__Given instruction__:
Transcribe all records exactly.

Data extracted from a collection
────────────────
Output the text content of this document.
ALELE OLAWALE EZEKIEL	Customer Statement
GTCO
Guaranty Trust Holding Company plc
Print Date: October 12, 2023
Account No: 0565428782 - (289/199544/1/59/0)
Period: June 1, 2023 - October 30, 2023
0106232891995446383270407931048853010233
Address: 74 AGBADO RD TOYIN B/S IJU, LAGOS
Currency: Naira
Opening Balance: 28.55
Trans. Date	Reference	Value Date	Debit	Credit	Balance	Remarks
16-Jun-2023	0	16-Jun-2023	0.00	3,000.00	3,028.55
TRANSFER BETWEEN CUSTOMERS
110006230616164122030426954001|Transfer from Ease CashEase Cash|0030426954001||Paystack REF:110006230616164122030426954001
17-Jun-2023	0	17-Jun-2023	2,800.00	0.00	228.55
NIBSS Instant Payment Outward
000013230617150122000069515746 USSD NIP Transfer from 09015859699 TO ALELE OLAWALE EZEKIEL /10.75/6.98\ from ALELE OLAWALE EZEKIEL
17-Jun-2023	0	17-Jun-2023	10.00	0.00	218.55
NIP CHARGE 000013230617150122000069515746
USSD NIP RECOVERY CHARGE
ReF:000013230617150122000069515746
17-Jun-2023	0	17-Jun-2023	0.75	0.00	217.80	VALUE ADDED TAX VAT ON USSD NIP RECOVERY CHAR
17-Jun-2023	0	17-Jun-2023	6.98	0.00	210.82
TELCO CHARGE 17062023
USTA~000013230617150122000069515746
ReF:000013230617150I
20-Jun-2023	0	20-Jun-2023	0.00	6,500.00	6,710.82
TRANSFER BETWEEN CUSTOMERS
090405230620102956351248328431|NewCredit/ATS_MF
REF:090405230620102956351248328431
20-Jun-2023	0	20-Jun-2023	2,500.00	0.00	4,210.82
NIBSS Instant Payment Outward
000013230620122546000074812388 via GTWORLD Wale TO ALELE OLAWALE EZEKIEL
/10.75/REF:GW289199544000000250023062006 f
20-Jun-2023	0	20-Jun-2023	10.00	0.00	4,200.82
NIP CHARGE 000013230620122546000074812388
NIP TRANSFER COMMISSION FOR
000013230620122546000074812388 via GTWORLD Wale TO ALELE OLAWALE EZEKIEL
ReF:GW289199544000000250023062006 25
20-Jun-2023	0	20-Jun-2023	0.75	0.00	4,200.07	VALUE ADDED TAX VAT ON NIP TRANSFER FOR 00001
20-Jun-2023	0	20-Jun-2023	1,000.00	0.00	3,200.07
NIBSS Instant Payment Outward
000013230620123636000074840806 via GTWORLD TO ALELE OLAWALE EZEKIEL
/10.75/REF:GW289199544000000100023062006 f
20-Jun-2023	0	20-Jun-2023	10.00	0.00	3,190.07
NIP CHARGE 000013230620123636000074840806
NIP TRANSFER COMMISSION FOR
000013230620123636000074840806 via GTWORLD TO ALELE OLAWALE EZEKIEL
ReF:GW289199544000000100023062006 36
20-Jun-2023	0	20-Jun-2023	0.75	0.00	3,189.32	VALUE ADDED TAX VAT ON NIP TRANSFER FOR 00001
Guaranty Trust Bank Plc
────────────────
__In response__:
Output the text content of this document.
ALELE OLAWALE EZEKIEL	Customer Statement
GTCO
Guaranty Trust Holding Company plc
Print Date: October 12, 2023
Account No: 0565428782 - (289/199544/1/59/0)
Period: June 1, 2023 - October 30, 2023
0106232891995446383270407931048853010233
Address: 74 AGBADO RD TOYIN B/S IJU, LAGOS
Currency: Naira
Opening Balance: 28.55
Trans. Date	Reference	Value Date	Debit	Credit	Balance	Remarks
16-Jun-2023	0	16-Jun-2023	0.00	3,000.00	3,028.55
TRANSFER BETWEEN CUSTOMERS
110006230616164122030426954001|Transfer from Ease CashEase Cash|0030426954001||Paystack REF:110006230616164122030426954001
17-Jun-2023	0	17-Jun-2023	2,800.00	0.00	228.55
NIBSS Instant Payment Outward
000013230617150122000069515746 USSD NIP Transfer from 09015859699 TO ALELE OLAWALE EZEKIEL /10.75/6.98\ from ALELE OLAWALE EZEKIEL
17-Jun-2023	0	17-Jun-2023	10.00	0.00	218.55
NIP CHARGE 000013230617150122000069515746
USSD NIP RECOVERY CHARGE
ReF:000013230617150122000069515746
17-Jun-2023	0	17-Jun-2023	0.75	0.00	217.80	VALUE ADDED TAX VAT ON USSD NIP RECOVERY CHAR
17-Jun-2023	0	17-Jun-2023	6.98	0.00	210.82
TELCO CHARGE 17062023
USTA~000013230617150122000069515746
ReF:000013230617150I
20-Jun-2023	0	20-Jun-2023	0.00	6,500.00	6,710.82
TRANSFER BETWEEN CUSTOMERS
090405230620102956351248328431|NewCredit/ATS_MF
REF:090405230620102956351248328431
20-Jun-2023	0	20-Jun-2023	2,500.00	0.00	4,210.82
NIBSS Instant Payment Outward
000013230620122546000074812388 via GTWORLD Wale TO ALELE OLAWALE EZEKIEL
/10.75/REF:GW289199544000000250023062006 f
20-Jun-2023	0	20-Jun-2023	10.00	0.00	4,200.82
NIP CHARGE 000013230620122546000074812388
NIP TRANSFER COMMISSION FOR
000013230620122546000074812388 via GTWORLD Wale TO ALELE OLAWALE EZEKIEL
ReF:GW289199544000000250023062006 25
20-Jun-2023	0	20-Jun-2023	0.75	0.00	4,200.07	VALUE ADDED TAX VAT ON NIP TRANSFER FOR 00001
20-Jun-2023	0	20-Jun-2023	1,000.00	0.00	3,200.07
NIBSS Instant Payment Outward
000013230620123636000074840806 via GTWORLD TO ALELE OLAWALE EZEKIEL
/10.75/REF:GW289199544000000100023062006 f
20-Jun-2023	0	20-Jun-2023	10.00	0.00	3,190.07
NIP CHARGE 000013230620123636000074840806
NIP TRANSFER COMMISSION FOR
000013230620123636000074840806 via GTWORLD TO ALELE OLAWALE EZEKIEL
ReF:GW289199544000000100023062006 36
20-Jun-2023	0	20-Jun-2023	0.75	0.00	3,189.32	VALUE ADDED TAX VAT ON NIP TRANSFER FOR 00001
Guaranty Trust Bank Plc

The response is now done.